How many lines of the material below contain the string "color"? Answer with the number and nothing else.

(Data tied to figure images)
---+---
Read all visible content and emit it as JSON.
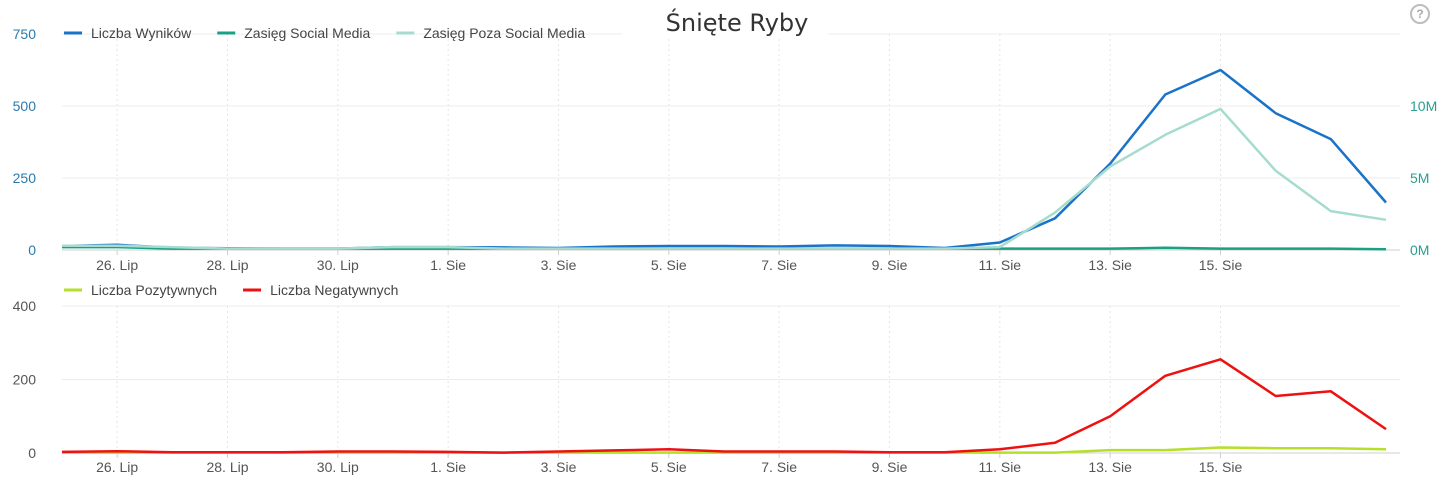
{
  "chart_data": [
    {
      "type": "line",
      "title": "Śnięte Ryby",
      "x_labels": [
        "26. Lip",
        "28. Lip",
        "30. Lip",
        "1. Sie",
        "3. Sie",
        "5. Sie",
        "7. Sie",
        "9. Sie",
        "11. Sie",
        "13. Sie",
        "15. Sie"
      ],
      "y_ticks_left": [
        "0",
        "250",
        "500",
        "750"
      ],
      "y_ticks_right": [
        "0M",
        "5M",
        "10M"
      ],
      "ylim_left": [
        0,
        750
      ],
      "ylim_right": [
        0,
        15
      ],
      "grid": true,
      "legend_position": "top-left",
      "series": [
        {
          "name": "Liczba Wyników",
          "axis": "left",
          "color": "#1a73c8",
          "values": [
            14,
            18,
            8,
            6,
            5,
            5,
            10,
            10,
            9,
            7,
            12,
            14,
            14,
            12,
            16,
            14,
            7,
            26,
            110,
            300,
            540,
            625,
            475,
            385,
            165
          ]
        },
        {
          "name": "Zasięg Social Media",
          "axis": "right",
          "color": "#1aa085",
          "values": [
            0.2,
            0.2,
            0.1,
            0.1,
            0.1,
            0.1,
            0.1,
            0.1,
            0.1,
            0.1,
            0.1,
            0.1,
            0.1,
            0.1,
            0.1,
            0.1,
            0.1,
            0.1,
            0.1,
            0.1,
            0.15,
            0.1,
            0.1,
            0.1,
            0.05
          ]
        },
        {
          "name": "Zasięg Poza Social Media",
          "axis": "right",
          "color": "#a6dccf",
          "values": [
            0.3,
            0.3,
            0.2,
            0.1,
            0.1,
            0.1,
            0.2,
            0.2,
            0.1,
            0.1,
            0.1,
            0.1,
            0.1,
            0.1,
            0.1,
            0.1,
            0.1,
            0.2,
            2.6,
            5.8,
            8.0,
            9.8,
            5.5,
            2.7,
            2.1
          ]
        }
      ]
    },
    {
      "type": "line",
      "x_labels": [
        "26. Lip",
        "28. Lip",
        "30. Lip",
        "1. Sie",
        "3. Sie",
        "5. Sie",
        "7. Sie",
        "9. Sie",
        "11. Sie",
        "13. Sie",
        "15. Sie"
      ],
      "y_ticks_left": [
        "0",
        "200",
        "400"
      ],
      "ylim_left": [
        0,
        400
      ],
      "grid": true,
      "legend_position": "top-left",
      "series": [
        {
          "name": "Liczba Pozytywnych",
          "axis": "left",
          "color": "#b5e02a",
          "values": [
            1,
            1,
            1,
            1,
            1,
            1,
            1,
            1,
            1,
            1,
            1,
            1,
            1,
            1,
            1,
            1,
            1,
            1,
            1,
            8,
            8,
            15,
            13,
            13,
            10
          ]
        },
        {
          "name": "Liczba Negatywnych",
          "axis": "left",
          "color": "#ee1111",
          "values": [
            3,
            5,
            2,
            2,
            2,
            4,
            4,
            3,
            1,
            4,
            7,
            10,
            4,
            4,
            4,
            2,
            2,
            10,
            28,
            100,
            210,
            255,
            155,
            168,
            65
          ]
        }
      ]
    }
  ],
  "help_icon": "help-question-icon",
  "help_label": "?"
}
---+---
### [Response]
5